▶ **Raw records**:

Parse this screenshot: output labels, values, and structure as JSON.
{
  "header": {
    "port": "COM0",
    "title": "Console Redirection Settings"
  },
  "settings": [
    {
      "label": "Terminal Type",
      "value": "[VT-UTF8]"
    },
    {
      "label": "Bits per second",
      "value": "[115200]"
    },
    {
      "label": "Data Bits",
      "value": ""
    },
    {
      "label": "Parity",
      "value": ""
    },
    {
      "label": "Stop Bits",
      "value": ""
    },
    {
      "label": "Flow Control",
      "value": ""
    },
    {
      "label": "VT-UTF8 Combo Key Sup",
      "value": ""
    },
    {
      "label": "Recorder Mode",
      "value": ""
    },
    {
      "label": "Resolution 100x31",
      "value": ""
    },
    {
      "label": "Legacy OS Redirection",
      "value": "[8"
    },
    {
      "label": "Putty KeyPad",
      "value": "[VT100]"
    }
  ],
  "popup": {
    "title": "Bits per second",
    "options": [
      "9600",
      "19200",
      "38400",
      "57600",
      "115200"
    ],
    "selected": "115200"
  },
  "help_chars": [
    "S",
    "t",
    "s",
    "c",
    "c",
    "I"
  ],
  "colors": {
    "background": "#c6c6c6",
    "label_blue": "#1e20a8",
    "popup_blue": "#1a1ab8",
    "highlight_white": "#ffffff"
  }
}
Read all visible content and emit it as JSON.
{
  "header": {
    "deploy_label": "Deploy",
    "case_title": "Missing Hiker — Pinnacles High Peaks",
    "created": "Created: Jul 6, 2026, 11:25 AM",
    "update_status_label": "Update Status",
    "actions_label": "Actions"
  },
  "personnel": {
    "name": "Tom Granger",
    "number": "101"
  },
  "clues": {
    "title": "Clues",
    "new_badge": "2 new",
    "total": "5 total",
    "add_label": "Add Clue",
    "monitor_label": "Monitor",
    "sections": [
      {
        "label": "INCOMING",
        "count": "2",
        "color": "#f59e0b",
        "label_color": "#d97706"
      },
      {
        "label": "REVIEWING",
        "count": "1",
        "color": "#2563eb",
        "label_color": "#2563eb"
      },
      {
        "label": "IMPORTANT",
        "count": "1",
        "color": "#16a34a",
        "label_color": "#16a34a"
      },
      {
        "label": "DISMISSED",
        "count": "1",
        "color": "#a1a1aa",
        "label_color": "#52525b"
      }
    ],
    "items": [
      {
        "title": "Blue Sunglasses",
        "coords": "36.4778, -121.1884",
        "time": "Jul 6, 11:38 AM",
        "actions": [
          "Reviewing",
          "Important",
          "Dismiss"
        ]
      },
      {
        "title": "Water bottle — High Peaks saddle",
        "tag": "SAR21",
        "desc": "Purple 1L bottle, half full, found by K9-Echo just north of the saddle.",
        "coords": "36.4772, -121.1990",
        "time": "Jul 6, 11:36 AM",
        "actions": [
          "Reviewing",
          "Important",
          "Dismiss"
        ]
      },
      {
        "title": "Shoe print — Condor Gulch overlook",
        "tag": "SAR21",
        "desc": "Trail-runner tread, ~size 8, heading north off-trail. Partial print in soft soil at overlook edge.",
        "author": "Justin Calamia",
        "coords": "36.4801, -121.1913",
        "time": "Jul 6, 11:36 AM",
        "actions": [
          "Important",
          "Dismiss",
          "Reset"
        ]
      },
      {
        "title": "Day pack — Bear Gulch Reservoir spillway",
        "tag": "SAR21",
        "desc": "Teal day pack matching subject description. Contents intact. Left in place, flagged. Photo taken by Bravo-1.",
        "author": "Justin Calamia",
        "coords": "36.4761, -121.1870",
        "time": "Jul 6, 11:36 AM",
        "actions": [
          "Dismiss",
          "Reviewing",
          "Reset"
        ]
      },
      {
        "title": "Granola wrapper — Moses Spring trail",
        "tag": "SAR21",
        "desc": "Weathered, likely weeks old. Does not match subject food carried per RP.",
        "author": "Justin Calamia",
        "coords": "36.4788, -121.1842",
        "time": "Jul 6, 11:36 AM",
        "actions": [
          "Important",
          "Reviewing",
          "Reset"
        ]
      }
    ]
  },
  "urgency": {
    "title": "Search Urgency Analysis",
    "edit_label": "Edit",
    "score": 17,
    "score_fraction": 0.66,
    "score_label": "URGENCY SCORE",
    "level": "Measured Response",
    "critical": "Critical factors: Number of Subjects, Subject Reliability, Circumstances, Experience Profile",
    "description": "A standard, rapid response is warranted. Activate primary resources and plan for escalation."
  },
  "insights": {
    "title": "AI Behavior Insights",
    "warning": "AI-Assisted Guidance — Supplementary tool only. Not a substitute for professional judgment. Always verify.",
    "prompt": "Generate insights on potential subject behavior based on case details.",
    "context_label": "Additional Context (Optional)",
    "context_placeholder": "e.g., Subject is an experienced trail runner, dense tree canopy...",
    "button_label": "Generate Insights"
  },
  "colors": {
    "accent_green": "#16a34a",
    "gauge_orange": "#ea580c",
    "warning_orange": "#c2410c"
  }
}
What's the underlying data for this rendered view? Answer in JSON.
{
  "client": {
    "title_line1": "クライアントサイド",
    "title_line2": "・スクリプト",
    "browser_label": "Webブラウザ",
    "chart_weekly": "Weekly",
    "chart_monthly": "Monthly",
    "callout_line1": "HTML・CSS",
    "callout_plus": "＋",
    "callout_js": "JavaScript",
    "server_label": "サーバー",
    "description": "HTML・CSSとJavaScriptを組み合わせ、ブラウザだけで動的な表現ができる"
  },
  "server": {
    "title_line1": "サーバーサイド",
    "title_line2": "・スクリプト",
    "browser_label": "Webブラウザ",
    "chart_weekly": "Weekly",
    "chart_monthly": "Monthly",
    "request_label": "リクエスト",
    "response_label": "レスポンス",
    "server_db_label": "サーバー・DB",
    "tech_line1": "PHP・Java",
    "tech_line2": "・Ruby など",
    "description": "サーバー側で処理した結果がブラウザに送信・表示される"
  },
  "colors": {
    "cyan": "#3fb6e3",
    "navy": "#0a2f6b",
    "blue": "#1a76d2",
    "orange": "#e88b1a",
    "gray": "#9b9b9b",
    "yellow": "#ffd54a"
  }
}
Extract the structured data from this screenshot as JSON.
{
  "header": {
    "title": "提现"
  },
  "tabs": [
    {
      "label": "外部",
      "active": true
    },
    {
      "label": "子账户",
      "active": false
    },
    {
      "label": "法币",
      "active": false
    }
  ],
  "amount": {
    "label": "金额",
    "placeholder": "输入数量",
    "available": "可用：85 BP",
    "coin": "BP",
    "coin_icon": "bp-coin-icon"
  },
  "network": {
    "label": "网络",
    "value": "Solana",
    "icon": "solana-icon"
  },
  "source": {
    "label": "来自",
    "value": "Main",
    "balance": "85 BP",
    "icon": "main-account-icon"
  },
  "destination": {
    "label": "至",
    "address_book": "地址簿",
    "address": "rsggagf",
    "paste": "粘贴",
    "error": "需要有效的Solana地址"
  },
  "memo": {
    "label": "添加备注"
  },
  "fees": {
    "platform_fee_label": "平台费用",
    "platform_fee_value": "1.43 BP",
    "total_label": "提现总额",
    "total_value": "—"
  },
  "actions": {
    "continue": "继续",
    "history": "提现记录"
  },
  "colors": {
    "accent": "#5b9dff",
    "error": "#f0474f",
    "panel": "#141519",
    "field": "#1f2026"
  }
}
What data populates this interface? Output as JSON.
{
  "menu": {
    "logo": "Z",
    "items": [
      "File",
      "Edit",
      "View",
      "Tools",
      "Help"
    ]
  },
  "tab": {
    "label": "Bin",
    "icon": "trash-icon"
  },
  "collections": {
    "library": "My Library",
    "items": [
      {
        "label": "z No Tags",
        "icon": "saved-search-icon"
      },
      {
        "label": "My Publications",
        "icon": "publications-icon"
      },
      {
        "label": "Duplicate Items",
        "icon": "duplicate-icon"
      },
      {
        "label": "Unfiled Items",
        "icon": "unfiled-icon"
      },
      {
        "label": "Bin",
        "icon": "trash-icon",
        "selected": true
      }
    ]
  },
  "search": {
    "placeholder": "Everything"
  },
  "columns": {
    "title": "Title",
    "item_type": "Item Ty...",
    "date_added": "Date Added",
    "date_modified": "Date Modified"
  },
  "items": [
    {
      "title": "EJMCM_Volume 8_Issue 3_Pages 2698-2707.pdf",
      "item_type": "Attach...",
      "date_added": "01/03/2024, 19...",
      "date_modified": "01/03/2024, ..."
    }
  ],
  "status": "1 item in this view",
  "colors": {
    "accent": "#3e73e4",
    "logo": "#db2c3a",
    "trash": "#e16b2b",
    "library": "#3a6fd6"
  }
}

▶ **Short exercise**: Lines that include the word "What" — how many are there in the data? Answer with the number alone.

▶ **Right answer**: 2